→ **Aim of the exercise**: Return each line containing the string "然后执行".
★ ★ ★ ★ ★ ★ ★
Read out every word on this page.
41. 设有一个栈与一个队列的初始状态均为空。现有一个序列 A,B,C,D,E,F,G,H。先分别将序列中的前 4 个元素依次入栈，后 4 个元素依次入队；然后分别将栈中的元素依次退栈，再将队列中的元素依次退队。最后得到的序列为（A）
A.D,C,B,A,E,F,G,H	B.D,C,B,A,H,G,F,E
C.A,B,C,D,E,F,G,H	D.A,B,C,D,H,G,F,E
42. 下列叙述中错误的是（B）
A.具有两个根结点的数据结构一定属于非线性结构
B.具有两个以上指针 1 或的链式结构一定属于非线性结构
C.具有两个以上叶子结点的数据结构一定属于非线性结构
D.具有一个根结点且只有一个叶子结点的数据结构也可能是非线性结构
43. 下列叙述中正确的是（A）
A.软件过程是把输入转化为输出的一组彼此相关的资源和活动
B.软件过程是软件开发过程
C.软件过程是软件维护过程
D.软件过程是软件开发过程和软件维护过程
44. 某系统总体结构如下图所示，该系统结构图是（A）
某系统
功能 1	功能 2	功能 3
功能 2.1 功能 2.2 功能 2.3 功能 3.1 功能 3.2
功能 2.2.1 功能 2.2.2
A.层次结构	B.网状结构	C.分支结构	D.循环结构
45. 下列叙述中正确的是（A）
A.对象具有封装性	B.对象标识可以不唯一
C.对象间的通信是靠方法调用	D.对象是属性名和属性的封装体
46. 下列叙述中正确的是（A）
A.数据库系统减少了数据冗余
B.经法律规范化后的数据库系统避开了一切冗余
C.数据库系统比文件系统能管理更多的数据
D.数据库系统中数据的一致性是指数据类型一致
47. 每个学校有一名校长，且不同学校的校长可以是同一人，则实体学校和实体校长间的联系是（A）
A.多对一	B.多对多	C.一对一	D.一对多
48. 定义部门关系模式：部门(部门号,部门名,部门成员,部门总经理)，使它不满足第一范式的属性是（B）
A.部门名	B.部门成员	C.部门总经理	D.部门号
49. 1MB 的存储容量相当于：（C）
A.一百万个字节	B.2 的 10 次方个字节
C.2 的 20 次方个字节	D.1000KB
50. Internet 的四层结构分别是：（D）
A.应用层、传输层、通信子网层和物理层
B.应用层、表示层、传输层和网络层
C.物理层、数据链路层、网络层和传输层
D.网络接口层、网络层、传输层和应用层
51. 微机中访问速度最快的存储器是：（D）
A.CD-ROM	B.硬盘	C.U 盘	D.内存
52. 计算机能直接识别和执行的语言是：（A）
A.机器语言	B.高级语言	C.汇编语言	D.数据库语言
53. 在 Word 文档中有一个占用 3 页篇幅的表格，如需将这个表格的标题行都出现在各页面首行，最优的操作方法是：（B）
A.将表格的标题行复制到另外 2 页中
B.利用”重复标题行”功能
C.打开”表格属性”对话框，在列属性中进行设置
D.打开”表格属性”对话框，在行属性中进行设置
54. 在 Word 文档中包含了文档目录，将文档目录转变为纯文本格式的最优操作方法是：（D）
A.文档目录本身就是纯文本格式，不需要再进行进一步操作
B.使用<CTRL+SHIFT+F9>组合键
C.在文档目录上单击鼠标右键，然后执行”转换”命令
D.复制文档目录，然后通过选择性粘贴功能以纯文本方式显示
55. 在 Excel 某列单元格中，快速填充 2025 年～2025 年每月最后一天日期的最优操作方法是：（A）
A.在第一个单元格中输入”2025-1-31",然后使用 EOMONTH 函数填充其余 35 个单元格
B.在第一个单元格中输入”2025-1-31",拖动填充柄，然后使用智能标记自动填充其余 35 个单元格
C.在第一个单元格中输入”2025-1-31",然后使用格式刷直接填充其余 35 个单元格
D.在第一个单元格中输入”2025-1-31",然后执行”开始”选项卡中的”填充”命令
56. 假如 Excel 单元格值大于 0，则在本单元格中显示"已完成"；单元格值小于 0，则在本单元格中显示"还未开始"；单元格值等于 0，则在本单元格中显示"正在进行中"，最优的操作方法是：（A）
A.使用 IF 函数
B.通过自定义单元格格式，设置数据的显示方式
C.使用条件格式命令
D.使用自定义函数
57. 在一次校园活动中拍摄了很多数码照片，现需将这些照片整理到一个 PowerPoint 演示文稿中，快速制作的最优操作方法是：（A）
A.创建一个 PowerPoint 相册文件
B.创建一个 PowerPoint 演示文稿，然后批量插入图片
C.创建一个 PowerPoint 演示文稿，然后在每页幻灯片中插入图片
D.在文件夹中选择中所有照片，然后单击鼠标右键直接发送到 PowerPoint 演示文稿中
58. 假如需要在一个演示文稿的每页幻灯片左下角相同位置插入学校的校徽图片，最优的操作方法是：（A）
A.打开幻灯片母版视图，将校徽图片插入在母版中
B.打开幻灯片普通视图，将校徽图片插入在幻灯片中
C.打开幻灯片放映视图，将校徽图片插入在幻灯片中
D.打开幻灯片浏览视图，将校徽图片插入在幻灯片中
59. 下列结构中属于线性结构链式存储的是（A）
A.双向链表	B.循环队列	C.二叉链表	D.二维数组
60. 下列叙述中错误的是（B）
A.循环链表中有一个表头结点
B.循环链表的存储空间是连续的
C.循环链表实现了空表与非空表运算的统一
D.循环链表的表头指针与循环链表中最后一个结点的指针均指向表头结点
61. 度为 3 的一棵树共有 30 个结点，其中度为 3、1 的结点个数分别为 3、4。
★ ★ ★ ★ ★ ★ ★
→ **Result for this task**:
C.在文档目录上单击鼠标右键，然后执行”转换”命令
D.在第一个单元格中输入”2025-1-31",然后执行”开始”选项卡中的”填充”命令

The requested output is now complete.